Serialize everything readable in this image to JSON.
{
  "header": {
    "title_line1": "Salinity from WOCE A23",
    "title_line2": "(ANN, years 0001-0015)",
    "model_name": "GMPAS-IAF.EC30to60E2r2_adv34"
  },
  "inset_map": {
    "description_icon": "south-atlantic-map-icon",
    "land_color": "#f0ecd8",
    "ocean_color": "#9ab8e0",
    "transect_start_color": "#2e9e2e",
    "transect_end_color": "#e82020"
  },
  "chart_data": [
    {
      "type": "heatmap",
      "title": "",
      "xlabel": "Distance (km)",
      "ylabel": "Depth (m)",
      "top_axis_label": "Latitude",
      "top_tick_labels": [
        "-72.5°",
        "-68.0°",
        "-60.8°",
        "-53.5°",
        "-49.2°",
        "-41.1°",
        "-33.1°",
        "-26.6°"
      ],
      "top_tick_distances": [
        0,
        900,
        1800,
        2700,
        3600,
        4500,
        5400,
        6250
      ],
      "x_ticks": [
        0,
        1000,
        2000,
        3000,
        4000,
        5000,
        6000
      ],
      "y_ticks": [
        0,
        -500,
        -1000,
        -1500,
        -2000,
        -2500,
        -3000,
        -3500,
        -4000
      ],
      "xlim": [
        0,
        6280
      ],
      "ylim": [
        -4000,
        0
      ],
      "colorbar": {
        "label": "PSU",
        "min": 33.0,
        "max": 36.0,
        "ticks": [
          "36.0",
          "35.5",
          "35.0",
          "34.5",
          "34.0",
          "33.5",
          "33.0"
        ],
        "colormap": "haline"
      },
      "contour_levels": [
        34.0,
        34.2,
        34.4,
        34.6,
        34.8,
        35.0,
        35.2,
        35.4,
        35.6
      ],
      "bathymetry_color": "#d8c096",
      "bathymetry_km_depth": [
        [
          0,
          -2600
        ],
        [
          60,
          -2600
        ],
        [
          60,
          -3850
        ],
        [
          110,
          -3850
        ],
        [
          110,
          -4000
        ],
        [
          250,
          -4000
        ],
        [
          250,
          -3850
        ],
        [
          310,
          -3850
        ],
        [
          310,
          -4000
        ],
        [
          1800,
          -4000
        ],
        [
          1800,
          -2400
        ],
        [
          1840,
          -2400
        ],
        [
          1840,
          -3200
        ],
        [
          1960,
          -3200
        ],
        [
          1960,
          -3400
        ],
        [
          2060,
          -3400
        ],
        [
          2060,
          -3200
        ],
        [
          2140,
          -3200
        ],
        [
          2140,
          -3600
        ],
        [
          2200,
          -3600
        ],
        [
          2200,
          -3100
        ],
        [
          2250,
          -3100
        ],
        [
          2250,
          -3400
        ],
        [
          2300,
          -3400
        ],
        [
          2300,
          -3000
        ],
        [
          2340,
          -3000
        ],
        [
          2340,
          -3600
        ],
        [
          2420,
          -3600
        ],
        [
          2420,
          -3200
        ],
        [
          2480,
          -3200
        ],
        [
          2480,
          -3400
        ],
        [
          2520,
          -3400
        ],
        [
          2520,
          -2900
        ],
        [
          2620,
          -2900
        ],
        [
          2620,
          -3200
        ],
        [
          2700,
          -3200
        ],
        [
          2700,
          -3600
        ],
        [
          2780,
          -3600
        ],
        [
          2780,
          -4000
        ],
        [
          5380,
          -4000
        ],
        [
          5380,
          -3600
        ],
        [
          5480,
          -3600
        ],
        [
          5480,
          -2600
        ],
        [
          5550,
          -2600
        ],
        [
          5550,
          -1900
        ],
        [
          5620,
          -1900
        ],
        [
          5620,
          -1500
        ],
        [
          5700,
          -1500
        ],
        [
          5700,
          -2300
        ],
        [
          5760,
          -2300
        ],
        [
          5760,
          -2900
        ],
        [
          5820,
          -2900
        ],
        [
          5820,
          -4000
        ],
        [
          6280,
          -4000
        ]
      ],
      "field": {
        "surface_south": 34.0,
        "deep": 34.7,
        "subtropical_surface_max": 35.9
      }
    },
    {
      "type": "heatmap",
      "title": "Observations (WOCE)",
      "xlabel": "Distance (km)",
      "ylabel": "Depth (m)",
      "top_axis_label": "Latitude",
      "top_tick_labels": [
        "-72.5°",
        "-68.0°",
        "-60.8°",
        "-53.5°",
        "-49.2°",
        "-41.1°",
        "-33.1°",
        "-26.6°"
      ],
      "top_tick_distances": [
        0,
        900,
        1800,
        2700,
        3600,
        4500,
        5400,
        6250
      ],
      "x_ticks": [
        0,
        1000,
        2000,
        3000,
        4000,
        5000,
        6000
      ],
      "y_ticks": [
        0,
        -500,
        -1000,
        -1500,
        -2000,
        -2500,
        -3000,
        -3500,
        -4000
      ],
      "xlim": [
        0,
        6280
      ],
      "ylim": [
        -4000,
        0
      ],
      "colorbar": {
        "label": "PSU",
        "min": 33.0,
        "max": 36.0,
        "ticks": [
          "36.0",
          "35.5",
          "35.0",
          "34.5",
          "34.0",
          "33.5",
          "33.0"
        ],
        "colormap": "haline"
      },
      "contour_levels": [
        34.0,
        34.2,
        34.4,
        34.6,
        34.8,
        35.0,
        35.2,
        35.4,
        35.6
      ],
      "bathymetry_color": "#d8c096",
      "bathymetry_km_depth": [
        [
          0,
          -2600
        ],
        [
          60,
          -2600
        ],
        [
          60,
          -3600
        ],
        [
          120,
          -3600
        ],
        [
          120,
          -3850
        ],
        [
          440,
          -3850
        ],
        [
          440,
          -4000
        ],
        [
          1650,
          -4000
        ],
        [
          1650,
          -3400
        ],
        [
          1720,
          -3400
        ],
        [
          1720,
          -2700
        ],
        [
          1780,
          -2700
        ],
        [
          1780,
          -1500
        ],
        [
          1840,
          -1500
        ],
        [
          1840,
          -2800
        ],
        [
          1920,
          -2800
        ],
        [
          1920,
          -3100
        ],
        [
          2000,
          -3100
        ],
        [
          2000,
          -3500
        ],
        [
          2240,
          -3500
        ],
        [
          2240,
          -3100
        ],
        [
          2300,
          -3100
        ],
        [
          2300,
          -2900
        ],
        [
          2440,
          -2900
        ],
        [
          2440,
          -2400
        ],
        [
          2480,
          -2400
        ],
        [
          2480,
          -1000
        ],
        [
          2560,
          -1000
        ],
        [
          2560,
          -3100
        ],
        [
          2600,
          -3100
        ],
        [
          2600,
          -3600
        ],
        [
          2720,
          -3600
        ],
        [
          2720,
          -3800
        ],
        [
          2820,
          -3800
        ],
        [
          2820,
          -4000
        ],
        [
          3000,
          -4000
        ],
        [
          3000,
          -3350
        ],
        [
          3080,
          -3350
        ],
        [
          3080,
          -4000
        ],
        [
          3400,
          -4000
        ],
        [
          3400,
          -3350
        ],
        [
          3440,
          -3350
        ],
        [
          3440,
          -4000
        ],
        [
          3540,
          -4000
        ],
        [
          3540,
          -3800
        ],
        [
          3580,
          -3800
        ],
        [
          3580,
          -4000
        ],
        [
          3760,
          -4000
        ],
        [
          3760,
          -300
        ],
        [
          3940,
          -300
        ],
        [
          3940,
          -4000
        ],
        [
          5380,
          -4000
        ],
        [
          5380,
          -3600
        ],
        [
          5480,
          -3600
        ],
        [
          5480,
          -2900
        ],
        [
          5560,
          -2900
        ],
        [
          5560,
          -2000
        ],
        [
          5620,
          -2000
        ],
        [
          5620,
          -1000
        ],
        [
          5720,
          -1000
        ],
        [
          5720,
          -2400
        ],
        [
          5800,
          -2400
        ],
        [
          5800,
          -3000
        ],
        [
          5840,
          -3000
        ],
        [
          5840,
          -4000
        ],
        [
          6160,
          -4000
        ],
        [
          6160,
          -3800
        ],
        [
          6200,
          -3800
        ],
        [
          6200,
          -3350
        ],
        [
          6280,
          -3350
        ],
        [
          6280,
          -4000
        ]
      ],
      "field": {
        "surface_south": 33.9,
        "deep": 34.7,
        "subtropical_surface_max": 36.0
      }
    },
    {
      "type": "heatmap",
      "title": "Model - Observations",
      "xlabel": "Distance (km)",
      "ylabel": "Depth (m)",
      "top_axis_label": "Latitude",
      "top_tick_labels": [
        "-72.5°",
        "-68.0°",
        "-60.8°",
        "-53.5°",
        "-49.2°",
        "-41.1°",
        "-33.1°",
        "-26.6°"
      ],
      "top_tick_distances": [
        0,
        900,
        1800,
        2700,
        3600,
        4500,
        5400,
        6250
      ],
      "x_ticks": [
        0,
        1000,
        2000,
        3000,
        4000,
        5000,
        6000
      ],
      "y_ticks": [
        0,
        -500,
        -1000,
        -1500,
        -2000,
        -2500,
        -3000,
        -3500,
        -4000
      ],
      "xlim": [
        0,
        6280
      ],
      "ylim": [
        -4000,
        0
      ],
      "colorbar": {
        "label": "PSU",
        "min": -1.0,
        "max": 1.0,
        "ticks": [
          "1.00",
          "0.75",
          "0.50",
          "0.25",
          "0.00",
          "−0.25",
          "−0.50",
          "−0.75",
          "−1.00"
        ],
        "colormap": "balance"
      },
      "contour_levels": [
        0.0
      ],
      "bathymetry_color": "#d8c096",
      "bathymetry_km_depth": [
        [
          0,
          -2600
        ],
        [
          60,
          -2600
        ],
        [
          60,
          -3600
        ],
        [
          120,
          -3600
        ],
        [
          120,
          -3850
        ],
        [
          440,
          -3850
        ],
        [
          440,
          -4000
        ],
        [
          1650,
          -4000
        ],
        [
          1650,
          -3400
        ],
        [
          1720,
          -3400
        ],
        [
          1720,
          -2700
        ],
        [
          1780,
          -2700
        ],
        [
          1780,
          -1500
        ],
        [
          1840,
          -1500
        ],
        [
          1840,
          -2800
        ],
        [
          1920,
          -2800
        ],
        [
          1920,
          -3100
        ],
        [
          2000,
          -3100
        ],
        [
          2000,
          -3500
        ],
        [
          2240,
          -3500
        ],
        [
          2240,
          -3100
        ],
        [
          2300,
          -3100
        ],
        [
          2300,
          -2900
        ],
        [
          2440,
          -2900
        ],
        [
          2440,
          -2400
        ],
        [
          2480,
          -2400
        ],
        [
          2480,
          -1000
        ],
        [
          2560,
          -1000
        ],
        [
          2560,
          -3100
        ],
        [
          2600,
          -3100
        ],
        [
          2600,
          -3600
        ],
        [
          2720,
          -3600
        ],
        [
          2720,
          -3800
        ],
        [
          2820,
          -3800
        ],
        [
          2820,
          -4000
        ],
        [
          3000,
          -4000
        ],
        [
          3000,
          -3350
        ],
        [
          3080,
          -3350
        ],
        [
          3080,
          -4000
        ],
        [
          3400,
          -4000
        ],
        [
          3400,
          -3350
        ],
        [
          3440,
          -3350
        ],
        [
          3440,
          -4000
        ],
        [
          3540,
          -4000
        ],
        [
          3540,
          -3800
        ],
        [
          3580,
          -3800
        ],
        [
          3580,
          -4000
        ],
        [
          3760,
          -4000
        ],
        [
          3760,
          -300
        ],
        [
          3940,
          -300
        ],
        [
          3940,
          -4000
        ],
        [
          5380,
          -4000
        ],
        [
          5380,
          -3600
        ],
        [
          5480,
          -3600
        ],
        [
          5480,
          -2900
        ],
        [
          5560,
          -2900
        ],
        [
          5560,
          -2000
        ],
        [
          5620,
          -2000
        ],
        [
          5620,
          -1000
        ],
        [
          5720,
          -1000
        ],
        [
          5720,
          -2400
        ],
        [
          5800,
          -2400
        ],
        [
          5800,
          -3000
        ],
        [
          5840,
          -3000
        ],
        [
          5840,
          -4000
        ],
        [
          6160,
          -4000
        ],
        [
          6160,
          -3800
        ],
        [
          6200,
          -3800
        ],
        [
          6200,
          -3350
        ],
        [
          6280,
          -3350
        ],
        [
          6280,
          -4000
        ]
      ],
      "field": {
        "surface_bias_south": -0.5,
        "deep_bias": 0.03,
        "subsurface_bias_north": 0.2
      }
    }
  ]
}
........
What you need to do
Find how many lines of the entries contain "Observations". Respond with the number only.

Expected answer
2